Count how many lines in the material below hold the word "ainsi"; the reply is that number alone.

§ Stored rows:
........

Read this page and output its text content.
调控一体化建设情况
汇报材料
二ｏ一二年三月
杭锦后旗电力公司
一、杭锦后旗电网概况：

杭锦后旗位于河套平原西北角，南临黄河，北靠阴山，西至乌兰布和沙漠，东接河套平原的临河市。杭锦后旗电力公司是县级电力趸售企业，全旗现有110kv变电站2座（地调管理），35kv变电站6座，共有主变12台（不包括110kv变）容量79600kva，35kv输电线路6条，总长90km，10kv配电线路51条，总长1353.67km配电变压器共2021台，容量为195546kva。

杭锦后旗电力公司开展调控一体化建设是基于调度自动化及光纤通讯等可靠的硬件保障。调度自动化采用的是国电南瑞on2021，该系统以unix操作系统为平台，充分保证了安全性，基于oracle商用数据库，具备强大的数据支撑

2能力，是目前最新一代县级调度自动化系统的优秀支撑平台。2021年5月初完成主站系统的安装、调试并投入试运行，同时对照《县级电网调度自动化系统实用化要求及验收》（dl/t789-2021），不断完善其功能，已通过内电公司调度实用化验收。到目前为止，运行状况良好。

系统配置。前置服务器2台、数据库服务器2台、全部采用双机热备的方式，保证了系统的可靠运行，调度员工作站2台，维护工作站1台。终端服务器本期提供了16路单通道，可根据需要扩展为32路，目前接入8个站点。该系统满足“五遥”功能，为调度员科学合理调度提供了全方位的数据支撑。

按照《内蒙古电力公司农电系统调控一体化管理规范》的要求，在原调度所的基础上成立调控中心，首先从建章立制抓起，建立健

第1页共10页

........

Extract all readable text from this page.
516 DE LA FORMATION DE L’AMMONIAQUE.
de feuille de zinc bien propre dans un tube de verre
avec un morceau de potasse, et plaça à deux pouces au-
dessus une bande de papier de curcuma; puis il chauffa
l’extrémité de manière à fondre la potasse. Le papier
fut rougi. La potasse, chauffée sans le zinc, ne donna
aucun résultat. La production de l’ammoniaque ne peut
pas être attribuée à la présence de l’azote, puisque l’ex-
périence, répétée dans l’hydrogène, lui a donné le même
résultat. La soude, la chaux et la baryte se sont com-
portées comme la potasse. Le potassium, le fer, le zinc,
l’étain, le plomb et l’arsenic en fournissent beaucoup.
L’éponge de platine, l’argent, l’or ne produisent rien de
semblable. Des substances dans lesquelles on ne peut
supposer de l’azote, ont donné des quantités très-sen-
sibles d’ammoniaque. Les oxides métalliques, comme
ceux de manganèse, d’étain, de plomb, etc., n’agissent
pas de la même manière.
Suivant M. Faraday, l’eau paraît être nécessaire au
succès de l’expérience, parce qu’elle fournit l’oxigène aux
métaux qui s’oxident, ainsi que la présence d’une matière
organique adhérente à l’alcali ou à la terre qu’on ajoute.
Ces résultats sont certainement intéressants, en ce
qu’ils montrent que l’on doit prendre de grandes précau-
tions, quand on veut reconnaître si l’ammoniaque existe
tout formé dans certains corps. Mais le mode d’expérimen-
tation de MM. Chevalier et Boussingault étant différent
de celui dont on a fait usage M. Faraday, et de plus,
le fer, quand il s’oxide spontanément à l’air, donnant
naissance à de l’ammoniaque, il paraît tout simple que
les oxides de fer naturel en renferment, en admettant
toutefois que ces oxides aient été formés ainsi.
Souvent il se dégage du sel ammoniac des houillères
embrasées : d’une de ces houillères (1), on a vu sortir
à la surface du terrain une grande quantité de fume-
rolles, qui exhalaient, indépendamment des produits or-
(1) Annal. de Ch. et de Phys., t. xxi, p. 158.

........

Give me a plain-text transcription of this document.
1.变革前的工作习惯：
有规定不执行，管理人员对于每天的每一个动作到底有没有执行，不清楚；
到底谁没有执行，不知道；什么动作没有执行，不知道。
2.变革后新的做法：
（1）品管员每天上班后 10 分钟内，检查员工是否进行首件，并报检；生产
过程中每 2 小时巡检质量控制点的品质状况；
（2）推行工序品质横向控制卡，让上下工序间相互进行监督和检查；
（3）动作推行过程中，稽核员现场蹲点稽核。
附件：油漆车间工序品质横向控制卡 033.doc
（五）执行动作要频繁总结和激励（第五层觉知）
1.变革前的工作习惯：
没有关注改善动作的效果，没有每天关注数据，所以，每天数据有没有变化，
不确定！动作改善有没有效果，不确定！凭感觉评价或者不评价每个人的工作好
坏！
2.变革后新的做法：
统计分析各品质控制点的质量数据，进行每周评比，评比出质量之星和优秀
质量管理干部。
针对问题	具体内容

........

§ Result of this exercise:
2